- **Фрагмент источника**
★ ★ ★
Я уже не робел перед ним и возразил:
– Вы это печатать не будете, но в оценке «Чонкина» ошибаетесь.
Он, похоже, засомневался.
– Ну, не знаю… Может быть. А вот давайте пойдем к Александру Григорьевичу. Он мужик башковитый, пусть нас рассудит.
Вместе пошли к его заместителю Дементьеву. Тот с кем-то говорил по телефону. Твардовский встал напротив и время от времени нетерпеливо стучал ладонью по спинке стула. Дементьеву неудобно было прерывать разговор. Он ерзал на стуле, потом встал и, продолжая говорить в трубку, вертелся, всем своим видом показывая, что вот сейчас, сейчас… Наконец окончил разговор.
– Вот что, Григорьич, – обратился к нему Твардовский, – у нас с автором несогласие. Почитай и скажи, что ты об этом думаешь…
На улице меня ждал Некрасов:
– Что? Что он сказал?
Я молча махнул рукой.
– Не принял? Ах, сука! Негодяй! Гад! У самого давно не стоит, так завидует всем, кто еще что-то может. Но все-таки он человек совестливый. Вот наговорил тебе гадостей, а сам после этого пойдет и запьет. Пойдем выпьем!..
«Чонкин» и чешские учителя
Несмотря на обиду, я не мог себе представить, что Твардовский отверг рукопись по каким-то нечестным соображениям. В конце концов, написанное мною не должно всем обязательно нравиться. А насчет фамилии – мне уже говорили, что Чонкин идет от Теркина, хотя это было не так. Если бы кто-то взялся прочесть все мною опубликованное, то заметил бы, что Чонкин – развитие образа, появлявшегося в моих предыдущих вещах. Тюлькин в «Мы здесь живем» и Очкин в «Расстоянии в полкилометра», а вовсе не Теркин были предтечами Чонкина. Тем не менее я пытался изменить фамилию героя. Долго подбирал варианты, пробовал даже назвать его Алтынником (эту фамилию потом получил герой повести «Путем взаимной переписки»). Нет, не подходила Чонкину эта фамилия. И никакая другая не подходила. Живого человека проще переименовать, чем литературного героя. Так Иван Чонкин и остался Чонкиным. И теперь, по прошествии времени, мало кому приходит в голову сравнивать его с Теркиным.
★ ★ ★
- **Предоставленные данные**

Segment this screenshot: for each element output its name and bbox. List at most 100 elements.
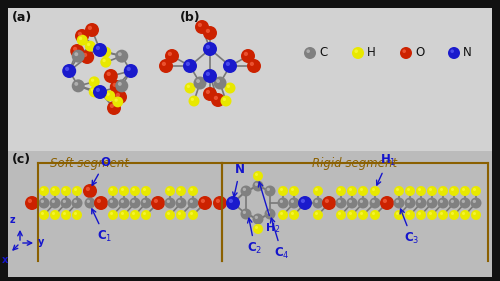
★ ★ ★
- **Письменное задание 1**
Переведите на английский язык предложение из отрывка о «Чонкине»: «Живого человека проще переименовать, чем литературного героя».
- **Письменное задание 2**
Продолжите отрывок воспоминаний о «Чонкине» с того места, где он заканчивается.

- **Правильный ответ 1**
It is easier to rename a living person than a literary hero.

- **Правильный ответ 2**
Дементьев был щедрее Твардовского.
– Я прочел вашу рукопись внимательно. Вижу, вы затеяли что-то очень значительное. Но мое прошлое не позволяет мне принять это. Вы знаете, у меня был такой случай. Однажды, в двадцатых годах, будучи еще совсем молодым человеком, я плыл на пароходе по Волге с делегацией чешских учителей. Узнав, что я литератор, они спросили, знаю ли я чешскую литературу. Я сказал, что знаю, и стал называть разные имена. «А кто ваш любимый чешский писатель?» Я сказал: «Гашек». И на этом наша дружба кончилась. «Гашек?! – закричали они в один голос. – Как может нравиться Гашек?! Он очень плохой писатель, он оклеветал наш народ!..» Вот, – заключил грустно Дементьев, – я сам себе кажусь сейчас тем чешским учителем. Чувствую, что вы замахнулись на что-то большое, но не могу этого принять.
Жизнь без катастроф
Как уже, очевидно, усвоил читатель, при возникновении разных сложностей жизни мои родители другим выходам из положения предпочитали перемену места жительства. Собирали пожитки и уезжали в самые неожиданные города. В Керчи у них были три комнаты в четырехкомнатной квартире, недалеко от моря. Хорошая квартира, но с очень вредной скандальной соседкой. Я навещал их, они мечтали разменяться. Я дал объявление, что три комнаты меняются на двухкомнатную квартиру. Сам уехал в Москву. В это время к ним по объявлению пришел человек. Объяснил, что он из Башкирии, из города Октябрьский, у него больной сын, которому нужен морской воздух. И мой папа сказал: «Это наша судьба». Он поехал на разведку, оттуда дал маме телеграмму, которую подписал «твой октябренок». Я был решительно против, но остановить родителей было уже невозможно. Они собрали вещи и переехали в Октябрьский, безликий чужой город с климатом слишком суровым для пожилых людей, привыкших к жизни в теплых широтах. А тот человек потом отдал своего больного сына в детдом и обменял нашу квартиру еще раз на отдельную.
Климат в Башкирии был очень суровый. Я приехал к родителям под новый, 68-й год. В минус 45 градусов выходил из дома, чтобы почувствовать, что это такое. Чувствовал носом, который сразу становился деревянным.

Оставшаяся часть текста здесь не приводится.